__The exercise__
Output every entry exactly as written, skipping any pictures.

Excerpt from a dataset
========================================================================

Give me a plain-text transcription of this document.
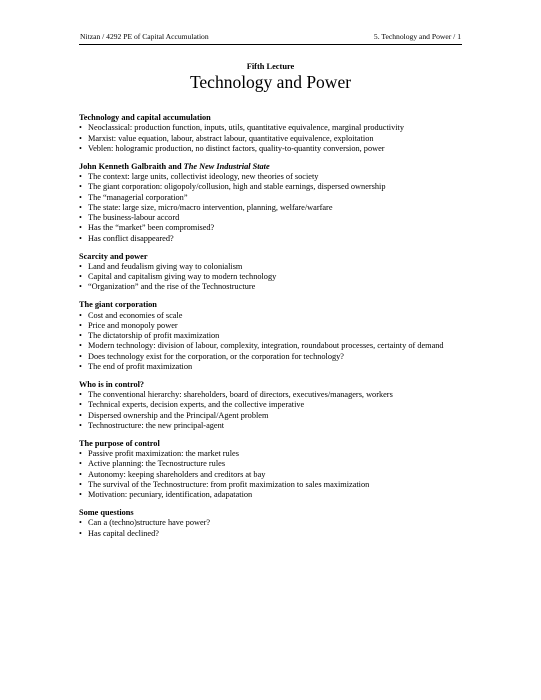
Nitzan / 4292 PE of Capital Accumulation	5. Technology and Power / 1
Fifth Lecture
Technology and Power
Technology and capital accumulation
• Neoclassical: production function, inputs, utils, quantitative equivalence, marginal productivity
• Marxist: value equation, labour, abstract labour, quantitative equivalence, exploitation
• Veblen: hologramic production, no distinct factors, quality-to-quantity conversion, power
John Kenneth Galbraith and The New Industrial State
• The context: large units, collectivist ideology, new theories of society
• The giant corporation: oligopoly/collusion, high and stable earnings, dispersed ownership
• The “managerial corporation”
• The state: large size, micro/macro intervention, planning, welfare/warfare
• The business-labour accord
• Has the “market” been compromised?
• Has conflict disappeared?
Scarcity and power
• Land and feudalism giving way to colonialism
• Capital and capitalism giving way to modern technology
• “Organization” and the rise of the Technostructure
The giant corporation
• Cost and economies of scale
• Price and monopoly power
• The dictatorship of profit maximization
• Modern technology: division of labour, complexity, integration, roundabout processes, certainty of demand
• Does technology exist for the corporation, or the corporation for technology?
• The end of profit maximization
Who is in control?
• The conventional hierarchy: shareholders, board of directors, executives/managers, workers
• Technical experts, decision experts, and the collective imperative
• Dispersed ownership and the Principal/Agent problem
• Technostructure: the new principal-agent
The purpose of control
• Passive profit maximization: the market rules
• Active planning: the Tecnostructure rules
• Autonomy: keeping shareholders and creditors at bay
• The survival of the Technostructure: from profit maximization to sales maximization
• Motivation: pecuniary, identification, adapatation
Some questions
• Can a (techno)structure have power?
• Has capital declined?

========================================================================

__Result of this task__
Give me a plain-text transcription of this document.
Nitzan / 4292 PE of Capital Accumulation	5. Technology and Power / 1
Fifth Lecture
Technology and Power
Technology and capital accumulation
• Neoclassical: production function, inputs, utils, quantitative equivalence, marginal productivity
• Marxist: value equation, labour, abstract labour, quantitative equivalence, exploitation
• Veblen: hologramic production, no distinct factors, quality-to-quantity conversion, power
John Kenneth Galbraith and The New Industrial State
• The context: large units, collectivist ideology, new theories of society
• The giant corporation: oligopoly/collusion, high and stable earnings, dispersed ownership
• The “managerial corporation”
• The state: large size, micro/macro intervention, planning, welfare/warfare
• The business-labour accord
• Has the “market” been compromised?
• Has conflict disappeared?
Scarcity and power
• Land and feudalism giving way to colonialism
• Capital and capitalism giving way to modern technology
• “Organization” and the rise of the Technostructure
The giant corporation
• Cost and economies of scale
• Price and monopoly power
• The dictatorship of profit maximization
• Modern technology: division of labour, complexity, integration, roundabout processes, certainty of demand
• Does technology exist for the corporation, or the corporation for technology?
• The end of profit maximization
Who is in control?
• The conventional hierarchy: shareholders, board of directors, executives/managers, workers
• Technical experts, decision experts, and the collective imperative
• Dispersed ownership and the Principal/Agent problem
• Technostructure: the new principal-agent
The purpose of control
• Passive profit maximization: the market rules
• Active planning: the Tecnostructure rules
• Autonomy: keeping shareholders and creditors at bay
• The survival of the Technostructure: from profit maximization to sales maximization
• Motivation: pecuniary, identification, adapatation
Some questions
• Can a (techno)structure have power?
• Has capital declined?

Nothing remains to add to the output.